### Source data
>> BEGIN
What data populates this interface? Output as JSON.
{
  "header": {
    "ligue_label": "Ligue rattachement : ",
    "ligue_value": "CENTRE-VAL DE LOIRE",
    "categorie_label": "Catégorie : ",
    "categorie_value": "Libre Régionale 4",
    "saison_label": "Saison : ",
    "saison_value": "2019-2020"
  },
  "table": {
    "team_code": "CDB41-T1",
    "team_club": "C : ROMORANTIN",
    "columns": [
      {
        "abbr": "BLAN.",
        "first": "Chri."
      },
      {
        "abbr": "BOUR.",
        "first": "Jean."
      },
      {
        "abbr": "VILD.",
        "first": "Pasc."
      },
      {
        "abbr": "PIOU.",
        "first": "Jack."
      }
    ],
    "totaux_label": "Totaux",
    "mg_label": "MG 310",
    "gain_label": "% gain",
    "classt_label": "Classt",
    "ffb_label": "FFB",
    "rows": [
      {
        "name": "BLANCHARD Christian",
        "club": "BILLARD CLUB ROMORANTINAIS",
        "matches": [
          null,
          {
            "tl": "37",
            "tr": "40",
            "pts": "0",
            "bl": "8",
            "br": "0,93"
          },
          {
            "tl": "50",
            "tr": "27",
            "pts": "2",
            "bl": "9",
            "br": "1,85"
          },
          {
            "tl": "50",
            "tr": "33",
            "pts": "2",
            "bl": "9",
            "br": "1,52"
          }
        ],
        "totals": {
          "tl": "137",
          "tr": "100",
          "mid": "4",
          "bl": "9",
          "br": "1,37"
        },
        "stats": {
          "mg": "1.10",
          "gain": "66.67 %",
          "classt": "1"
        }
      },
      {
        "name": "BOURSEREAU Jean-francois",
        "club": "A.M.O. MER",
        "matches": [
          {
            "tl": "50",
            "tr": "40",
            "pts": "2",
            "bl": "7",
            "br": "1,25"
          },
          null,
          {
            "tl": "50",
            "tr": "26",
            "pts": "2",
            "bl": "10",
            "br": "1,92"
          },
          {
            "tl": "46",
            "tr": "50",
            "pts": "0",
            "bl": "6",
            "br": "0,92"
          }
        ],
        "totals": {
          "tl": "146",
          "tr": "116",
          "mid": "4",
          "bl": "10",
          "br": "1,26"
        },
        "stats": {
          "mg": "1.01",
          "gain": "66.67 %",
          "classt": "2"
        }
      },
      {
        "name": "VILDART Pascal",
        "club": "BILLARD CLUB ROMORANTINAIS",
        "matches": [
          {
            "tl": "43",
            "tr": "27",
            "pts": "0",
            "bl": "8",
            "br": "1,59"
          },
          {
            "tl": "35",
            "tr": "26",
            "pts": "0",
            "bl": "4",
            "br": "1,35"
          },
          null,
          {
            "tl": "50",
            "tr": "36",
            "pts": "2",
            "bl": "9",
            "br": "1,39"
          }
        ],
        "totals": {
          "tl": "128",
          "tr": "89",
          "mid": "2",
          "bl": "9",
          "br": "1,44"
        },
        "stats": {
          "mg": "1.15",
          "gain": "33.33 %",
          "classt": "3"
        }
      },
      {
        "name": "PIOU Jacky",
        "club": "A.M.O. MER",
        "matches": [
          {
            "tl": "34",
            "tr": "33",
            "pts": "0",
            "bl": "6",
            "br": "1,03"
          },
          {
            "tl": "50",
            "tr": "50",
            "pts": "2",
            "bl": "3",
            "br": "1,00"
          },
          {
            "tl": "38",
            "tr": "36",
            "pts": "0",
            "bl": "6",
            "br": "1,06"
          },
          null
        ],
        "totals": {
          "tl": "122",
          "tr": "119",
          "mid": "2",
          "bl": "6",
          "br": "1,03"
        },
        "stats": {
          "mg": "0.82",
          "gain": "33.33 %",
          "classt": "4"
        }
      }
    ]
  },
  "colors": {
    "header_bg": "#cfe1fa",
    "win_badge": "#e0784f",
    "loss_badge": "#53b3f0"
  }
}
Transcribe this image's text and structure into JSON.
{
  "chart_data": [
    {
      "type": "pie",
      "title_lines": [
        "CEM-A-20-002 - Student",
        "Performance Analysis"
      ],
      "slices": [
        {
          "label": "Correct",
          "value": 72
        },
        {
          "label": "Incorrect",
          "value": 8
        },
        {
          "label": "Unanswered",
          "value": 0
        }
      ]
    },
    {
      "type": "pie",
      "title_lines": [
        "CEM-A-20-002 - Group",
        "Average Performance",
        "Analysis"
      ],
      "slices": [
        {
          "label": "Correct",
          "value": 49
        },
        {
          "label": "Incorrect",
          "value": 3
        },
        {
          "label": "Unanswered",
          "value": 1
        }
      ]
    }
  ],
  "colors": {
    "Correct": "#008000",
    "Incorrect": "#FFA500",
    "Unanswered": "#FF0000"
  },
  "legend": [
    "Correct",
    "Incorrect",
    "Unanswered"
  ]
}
>> END
### Task requirements
Set out the complete listing exactly as shown.

### Output for this task
What data populates this interface? Output as JSON.
{
  "header": {
    "ligue_label": "Ligue rattachement : ",
    "ligue_value": "CENTRE-VAL DE LOIRE",
    "categorie_label": "Catégorie : ",
    "categorie_value": "Libre Régionale 4",
    "saison_label": "Saison : ",
    "saison_value": "2019-2020"
  },
  "table": {
    "team_code": "CDB41-T1",
    "team_club": "C : ROMORANTIN",
    "columns": [
      {
        "abbr": "BLAN.",
        "first": "Chri."
      },
      {
        "abbr": "BOUR.",
        "first": "Jean."
      },
      {
        "abbr": "VILD.",
        "first": "Pasc."
      },
      {
        "abbr": "PIOU.",
        "first": "Jack."
      }
    ],
    "totaux_label": "Totaux",
    "mg_label": "MG 310",
    "gain_label": "% gain",
    "classt_label": "Classt",
    "ffb_label": "FFB",
    "rows": [
      {
        "name": "BLANCHARD Christian",
        "club": "BILLARD CLUB ROMORANTINAIS",
        "matches": [
          null,
          {
            "tl": "37",
            "tr": "40",
            "pts": "0",
            "bl": "8",
            "br": "0,93"
          },
          {
            "tl": "50",
            "tr": "27",
            "pts": "2",
            "bl": "9",
            "br": "1,85"
          },
          {
            "tl": "50",
            "tr": "33",
            "pts": "2",
            "bl": "9",
            "br": "1,52"
          }
        ],
        "totals": {
          "tl": "137",
          "tr": "100",
          "mid": "4",
          "bl": "9",
          "br": "1,37"
        },
        "stats": {
          "mg": "1.10",
          "gain": "66.67 %",
          "classt": "1"
        }
      },
      {
        "name": "BOURSEREAU Jean-francois",
        "club": "A.M.O. MER",
        "matches": [
          {
            "tl": "50",
            "tr": "40",
            "pts": "2",
            "bl": "7",
            "br": "1,25"
          },
          null,
          {
            "tl": "50",
            "tr": "26",
            "pts": "2",
            "bl": "10",
            "br": "1,92"
          },
          {
            "tl": "46",
            "tr": "50",
            "pts": "0",
            "bl": "6",
            "br": "0,92"
          }
        ],
        "totals": {
          "tl": "146",
          "tr": "116",
          "mid": "4",
          "bl": "10",
          "br": "1,26"
        },
        "stats": {
          "mg": "1.01",
          "gain": "66.67 %",
          "classt": "2"
        }
      },
      {
        "name": "VILDART Pascal",
        "club": "BILLARD CLUB ROMORANTINAIS",
        "matches": [
          {
            "tl": "43",
            "tr": "27",
            "pts": "0",
            "bl": "8",
            "br": "1,59"
          },
          {
            "tl": "35",
            "tr": "26",
            "pts": "0",
            "bl": "4",
            "br": "1,35"
          },
          null,
          {
            "tl": "50",
            "tr": "36",
            "pts": "2",
            "bl": "9",
            "br": "1,39"
          }
        ],
        "totals": {
          "tl": "128",
          "tr": "89",
          "mid": "2",
          "bl": "9",
          "br": "1,44"
        },
        "stats": {
          "mg": "1.15",
          "gain": "33.33 %",
          "classt": "3"
        }
      },
      {
        "name": "PIOU Jacky",
        "club": "A.M.O. MER",
        "matches": [
          {
            "tl": "34",
            "tr": "33",
            "pts": "0",
            "bl": "6",
            "br": "1,03"
          },
          {
            "tl": "50",
            "tr": "50",
            "pts": "2",
            "bl": "3",
            "br": "1,00"
          },
          {
            "tl": "38",
            "tr": "36",
            "pts": "0",
            "bl": "6",
            "br": "1,06"
          },
          null
        ],
        "totals": {
          "tl": "122",
          "tr": "119",
          "mid": "2",
          "bl": "6",
          "br": "1,03"
        },
        "stats": {
          "mg": "0.82",
          "gain": "33.33 %",
          "classt": "4"
        }
      }
    ]
  },
  "colors": {
    "header_bg": "#cfe1fa",
    "win_badge": "#e0784f",
    "loss_badge": "#53b3f0"
  }
}
Transcribe this image's text and structure into JSON.
{
  "chart_data": [
    {
      "type": "pie",
      "title_lines": [
        "CEM-A-20-002 - Student",
        "Performance Analysis"
      ],
      "slices": [
        {
          "label": "Correct",
          "value": 72
        },
        {
          "label": "Incorrect",
          "value": 8
        },
        {
          "label": "Unanswered",
          "value": 0
        }
      ]
    },
    {
      "type": "pie",
      "title_lines": [
        "CEM-A-20-002 - Group",
        "Average Performance",
        "Analysis"
      ],
      "slices": [
        {
          "label": "Correct",
          "value": 49
        },
        {
          "label": "Incorrect",
          "value": 3
        },
        {
          "label": "Unanswered",
          "value": 1
        }
      ]
    }
  ],
  "colors": {
    "Correct": "#008000",
    "Incorrect": "#FFA500",
    "Unanswered": "#FF0000"
  },
  "legend": [
    "Correct",
    "Incorrect",
    "Unanswered"
  ]
}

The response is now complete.